>>>

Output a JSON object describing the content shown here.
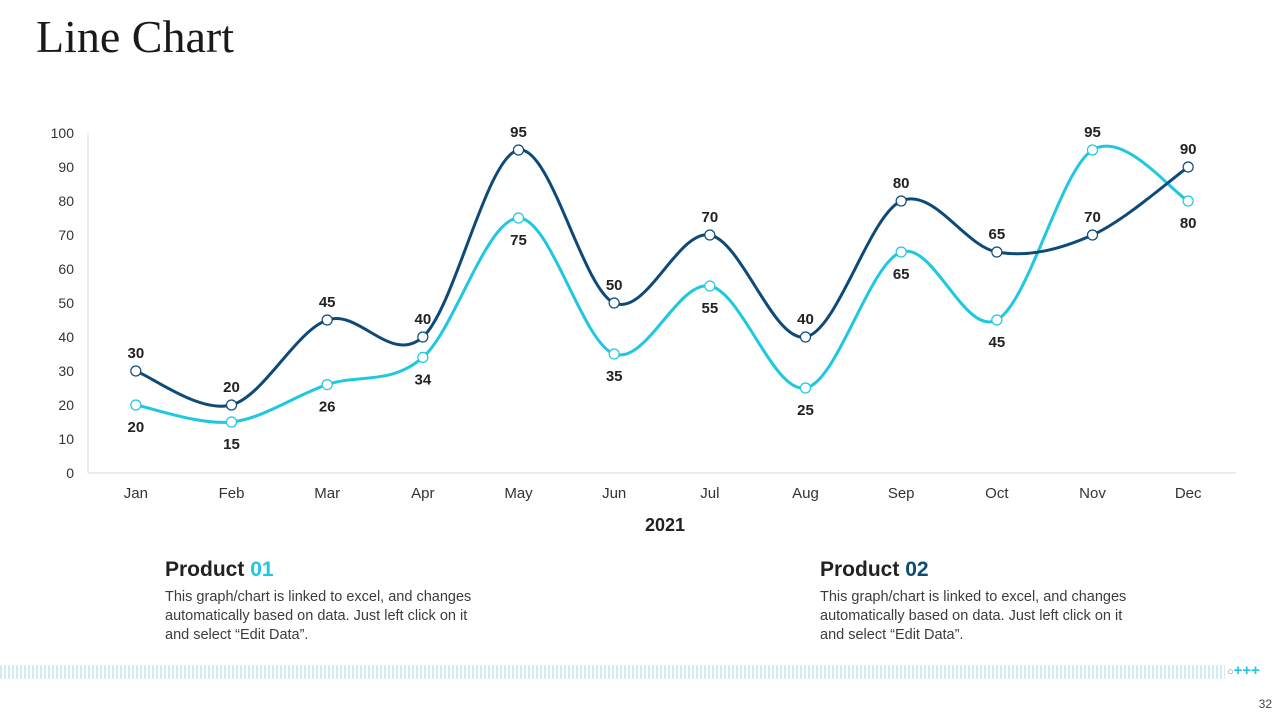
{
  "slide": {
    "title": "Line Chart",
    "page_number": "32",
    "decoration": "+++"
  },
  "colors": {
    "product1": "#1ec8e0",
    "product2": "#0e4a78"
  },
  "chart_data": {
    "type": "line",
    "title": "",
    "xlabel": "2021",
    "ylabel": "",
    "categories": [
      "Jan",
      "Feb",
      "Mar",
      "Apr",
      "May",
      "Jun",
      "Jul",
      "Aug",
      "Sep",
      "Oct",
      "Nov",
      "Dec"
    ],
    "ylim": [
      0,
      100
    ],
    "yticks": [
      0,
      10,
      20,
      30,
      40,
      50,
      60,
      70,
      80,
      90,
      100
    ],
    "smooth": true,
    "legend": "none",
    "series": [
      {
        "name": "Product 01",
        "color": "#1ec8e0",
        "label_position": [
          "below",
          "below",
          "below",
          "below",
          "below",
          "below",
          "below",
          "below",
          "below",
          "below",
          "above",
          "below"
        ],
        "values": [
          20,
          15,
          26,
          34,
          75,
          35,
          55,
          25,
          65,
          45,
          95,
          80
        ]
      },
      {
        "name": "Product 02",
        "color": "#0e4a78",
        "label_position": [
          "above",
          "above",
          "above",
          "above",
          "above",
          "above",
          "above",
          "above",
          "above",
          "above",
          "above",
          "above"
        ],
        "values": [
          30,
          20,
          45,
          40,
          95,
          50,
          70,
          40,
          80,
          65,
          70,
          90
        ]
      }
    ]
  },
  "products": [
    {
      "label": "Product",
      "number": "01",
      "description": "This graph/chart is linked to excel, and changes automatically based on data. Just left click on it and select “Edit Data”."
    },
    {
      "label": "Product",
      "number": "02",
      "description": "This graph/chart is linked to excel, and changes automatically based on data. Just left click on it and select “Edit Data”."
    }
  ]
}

<<<

Given exercise :: Reproduce the records verbatim, omitting all images they contain.

Exercise answer ::
Output a JSON object describing the content shown here.
{
  "slide": {
    "title": "Line Chart",
    "page_number": "32",
    "decoration": "+++"
  },
  "colors": {
    "product1": "#1ec8e0",
    "product2": "#0e4a78"
  },
  "chart_data": {
    "type": "line",
    "title": "",
    "xlabel": "2021",
    "ylabel": "",
    "categories": [
      "Jan",
      "Feb",
      "Mar",
      "Apr",
      "May",
      "Jun",
      "Jul",
      "Aug",
      "Sep",
      "Oct",
      "Nov",
      "Dec"
    ],
    "ylim": [
      0,
      100
    ],
    "yticks": [
      0,
      10,
      20,
      30,
      40,
      50,
      60,
      70,
      80,
      90,
      100
    ],
    "smooth": true,
    "legend": "none",
    "series": [
      {
        "name": "Product 01",
        "color": "#1ec8e0",
        "label_position": [
          "below",
          "below",
          "below",
          "below",
          "below",
          "below",
          "below",
          "below",
          "below",
          "below",
          "above",
          "below"
        ],
        "values": [
          20,
          15,
          26,
          34,
          75,
          35,
          55,
          25,
          65,
          45,
          95,
          80
        ]
      },
      {
        "name": "Product 02",
        "color": "#0e4a78",
        "label_position": [
          "above",
          "above",
          "above",
          "above",
          "above",
          "above",
          "above",
          "above",
          "above",
          "above",
          "above",
          "above"
        ],
        "values": [
          30,
          20,
          45,
          40,
          95,
          50,
          70,
          40,
          80,
          65,
          70,
          90
        ]
      }
    ]
  },
  "products": [
    {
      "label": "Product",
      "number": "01",
      "description": "This graph/chart is linked to excel, and changes automatically based on data. Just left click on it and select “Edit Data”."
    },
    {
      "label": "Product",
      "number": "02",
      "description": "This graph/chart is linked to excel, and changes automatically based on data. Just left click on it and select “Edit Data”."
    }
  ]
}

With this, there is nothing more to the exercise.